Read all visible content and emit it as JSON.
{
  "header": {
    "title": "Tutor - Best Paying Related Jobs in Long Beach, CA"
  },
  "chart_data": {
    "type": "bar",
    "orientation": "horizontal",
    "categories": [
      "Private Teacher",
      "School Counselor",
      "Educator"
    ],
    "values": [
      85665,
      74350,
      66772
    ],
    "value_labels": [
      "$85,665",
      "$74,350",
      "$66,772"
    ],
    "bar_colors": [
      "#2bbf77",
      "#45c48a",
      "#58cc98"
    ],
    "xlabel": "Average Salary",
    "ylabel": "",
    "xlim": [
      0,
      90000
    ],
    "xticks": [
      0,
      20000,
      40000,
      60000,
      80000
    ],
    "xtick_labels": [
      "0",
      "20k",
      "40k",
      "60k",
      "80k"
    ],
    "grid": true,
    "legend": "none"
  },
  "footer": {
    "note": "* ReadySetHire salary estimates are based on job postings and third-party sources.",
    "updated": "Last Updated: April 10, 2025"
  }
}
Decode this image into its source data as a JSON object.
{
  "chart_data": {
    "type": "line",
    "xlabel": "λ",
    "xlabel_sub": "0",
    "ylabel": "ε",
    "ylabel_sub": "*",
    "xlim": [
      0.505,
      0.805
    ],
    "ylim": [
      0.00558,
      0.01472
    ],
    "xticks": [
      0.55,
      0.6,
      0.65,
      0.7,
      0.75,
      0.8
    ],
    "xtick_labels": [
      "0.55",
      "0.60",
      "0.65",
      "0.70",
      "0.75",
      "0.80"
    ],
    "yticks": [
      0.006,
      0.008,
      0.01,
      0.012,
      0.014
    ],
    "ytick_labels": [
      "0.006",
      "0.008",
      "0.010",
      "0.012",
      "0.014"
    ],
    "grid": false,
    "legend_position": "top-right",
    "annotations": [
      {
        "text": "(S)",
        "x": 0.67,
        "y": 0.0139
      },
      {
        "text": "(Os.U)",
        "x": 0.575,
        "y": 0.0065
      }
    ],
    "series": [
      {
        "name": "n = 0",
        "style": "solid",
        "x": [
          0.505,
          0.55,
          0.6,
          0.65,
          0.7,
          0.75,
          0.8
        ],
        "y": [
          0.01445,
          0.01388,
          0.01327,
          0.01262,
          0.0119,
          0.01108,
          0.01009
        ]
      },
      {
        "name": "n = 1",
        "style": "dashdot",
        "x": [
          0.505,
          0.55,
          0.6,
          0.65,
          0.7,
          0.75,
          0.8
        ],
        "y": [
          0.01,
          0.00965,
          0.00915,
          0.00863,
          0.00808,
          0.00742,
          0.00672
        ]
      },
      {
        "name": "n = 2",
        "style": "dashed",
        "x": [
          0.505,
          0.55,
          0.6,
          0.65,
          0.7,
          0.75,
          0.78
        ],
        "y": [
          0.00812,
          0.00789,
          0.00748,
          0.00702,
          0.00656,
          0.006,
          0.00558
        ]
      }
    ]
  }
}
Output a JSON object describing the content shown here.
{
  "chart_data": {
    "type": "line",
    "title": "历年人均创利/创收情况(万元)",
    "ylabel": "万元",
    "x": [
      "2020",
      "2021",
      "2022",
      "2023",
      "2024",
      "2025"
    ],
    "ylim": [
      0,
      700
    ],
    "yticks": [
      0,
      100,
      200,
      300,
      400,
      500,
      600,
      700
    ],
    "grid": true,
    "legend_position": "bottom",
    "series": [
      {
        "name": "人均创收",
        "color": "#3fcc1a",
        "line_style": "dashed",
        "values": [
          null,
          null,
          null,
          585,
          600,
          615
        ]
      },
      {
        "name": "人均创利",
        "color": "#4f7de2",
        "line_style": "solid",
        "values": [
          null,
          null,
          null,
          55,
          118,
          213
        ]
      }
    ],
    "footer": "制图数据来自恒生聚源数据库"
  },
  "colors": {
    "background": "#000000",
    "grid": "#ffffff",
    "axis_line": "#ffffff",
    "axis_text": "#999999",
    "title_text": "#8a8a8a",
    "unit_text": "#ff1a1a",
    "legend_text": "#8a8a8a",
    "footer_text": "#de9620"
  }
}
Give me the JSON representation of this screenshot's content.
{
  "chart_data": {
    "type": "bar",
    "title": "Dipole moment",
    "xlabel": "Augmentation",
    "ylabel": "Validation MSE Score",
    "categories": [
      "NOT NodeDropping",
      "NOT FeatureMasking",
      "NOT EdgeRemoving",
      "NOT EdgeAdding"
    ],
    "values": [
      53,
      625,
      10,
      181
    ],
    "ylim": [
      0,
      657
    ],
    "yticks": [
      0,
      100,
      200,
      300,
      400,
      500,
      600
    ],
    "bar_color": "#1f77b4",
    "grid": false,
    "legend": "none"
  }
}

::::::::

■ **WHAT YOU ARE ASKED TO DO**:
Restate each record exactly as written.

■ **COMPLETE ANSWER**:
Read all visible content and emit it as JSON.
{
  "header": {
    "title": "Tutor - Best Paying Related Jobs in Long Beach, CA"
  },
  "chart_data": {
    "type": "bar",
    "orientation": "horizontal",
    "categories": [
      "Private Teacher",
      "School Counselor",
      "Educator"
    ],
    "values": [
      85665,
      74350,
      66772
    ],
    "value_labels": [
      "$85,665",
      "$74,350",
      "$66,772"
    ],
    "bar_colors": [
      "#2bbf77",
      "#45c48a",
      "#58cc98"
    ],
    "xlabel": "Average Salary",
    "ylabel": "",
    "xlim": [
      0,
      90000
    ],
    "xticks": [
      0,
      20000,
      40000,
      60000,
      80000
    ],
    "xtick_labels": [
      "0",
      "20k",
      "40k",
      "60k",
      "80k"
    ],
    "grid": true,
    "legend": "none"
  },
  "footer": {
    "note": "* ReadySetHire salary estimates are based on job postings and third-party sources.",
    "updated": "Last Updated: April 10, 2025"
  }
}
Decode this image into its source data as a JSON object.
{
  "chart_data": {
    "type": "line",
    "xlabel": "λ",
    "xlabel_sub": "0",
    "ylabel": "ε",
    "ylabel_sub": "*",
    "xlim": [
      0.505,
      0.805
    ],
    "ylim": [
      0.00558,
      0.01472
    ],
    "xticks": [
      0.55,
      0.6,
      0.65,
      0.7,
      0.75,
      0.8
    ],
    "xtick_labels": [
      "0.55",
      "0.60",
      "0.65",
      "0.70",
      "0.75",
      "0.80"
    ],
    "yticks": [
      0.006,
      0.008,
      0.01,
      0.012,
      0.014
    ],
    "ytick_labels": [
      "0.006",
      "0.008",
      "0.010",
      "0.012",
      "0.014"
    ],
    "grid": false,
    "legend_position": "top-right",
    "annotations": [
      {
        "text": "(S)",
        "x": 0.67,
        "y": 0.0139
      },
      {
        "text": "(Os.U)",
        "x": 0.575,
        "y": 0.0065
      }
    ],
    "series": [
      {
        "name": "n = 0",
        "style": "solid",
        "x": [
          0.505,
          0.55,
          0.6,
          0.65,
          0.7,
          0.75,
          0.8
        ],
        "y": [
          0.01445,
          0.01388,
          0.01327,
          0.01262,
          0.0119,
          0.01108,
          0.01009
        ]
      },
      {
        "name": "n = 1",
        "style": "dashdot",
        "x": [
          0.505,
          0.55,
          0.6,
          0.65,
          0.7,
          0.75,
          0.8
        ],
        "y": [
          0.01,
          0.00965,
          0.00915,
          0.00863,
          0.00808,
          0.00742,
          0.00672
        ]
      },
      {
        "name": "n = 2",
        "style": "dashed",
        "x": [
          0.505,
          0.55,
          0.6,
          0.65,
          0.7,
          0.75,
          0.78
        ],
        "y": [
          0.00812,
          0.00789,
          0.00748,
          0.00702,
          0.00656,
          0.006,
          0.00558
        ]
      }
    ]
  }
}
Output a JSON object describing the content shown here.
{
  "chart_data": {
    "type": "line",
    "title": "历年人均创利/创收情况(万元)",
    "ylabel": "万元",
    "x": [
      "2020",
      "2021",
      "2022",
      "2023",
      "2024",
      "2025"
    ],
    "ylim": [
      0,
      700
    ],
    "yticks": [
      0,
      100,
      200,
      300,
      400,
      500,
      600,
      700
    ],
    "grid": true,
    "legend_position": "bottom",
    "series": [
      {
        "name": "人均创收",
        "color": "#3fcc1a",
        "line_style": "dashed",
        "values": [
          null,
          null,
          null,
          585,
          600,
          615
        ]
      },
      {
        "name": "人均创利",
        "color": "#4f7de2",
        "line_style": "solid",
        "values": [
          null,
          null,
          null,
          55,
          118,
          213
        ]
      }
    ],
    "footer": "制图数据来自恒生聚源数据库"
  },
  "colors": {
    "background": "#000000",
    "grid": "#ffffff",
    "axis_line": "#ffffff",
    "axis_text": "#999999",
    "title_text": "#8a8a8a",
    "unit_text": "#ff1a1a",
    "legend_text": "#8a8a8a",
    "footer_text": "#de9620"
  }
}
Give me the JSON representation of this screenshot's content.
{
  "chart_data": {
    "type": "bar",
    "title": "Dipole moment",
    "xlabel": "Augmentation",
    "ylabel": "Validation MSE Score",
    "categories": [
      "NOT NodeDropping",
      "NOT FeatureMasking",
      "NOT EdgeRemoving",
      "NOT EdgeAdding"
    ],
    "values": [
      53,
      625,
      10,
      181
    ],
    "ylim": [
      0,
      657
    ],
    "yticks": [
      0,
      100,
      200,
      300,
      400,
      500,
      600
    ],
    "bar_color": "#1f77b4",
    "grid": false,
    "legend": "none"
  }
}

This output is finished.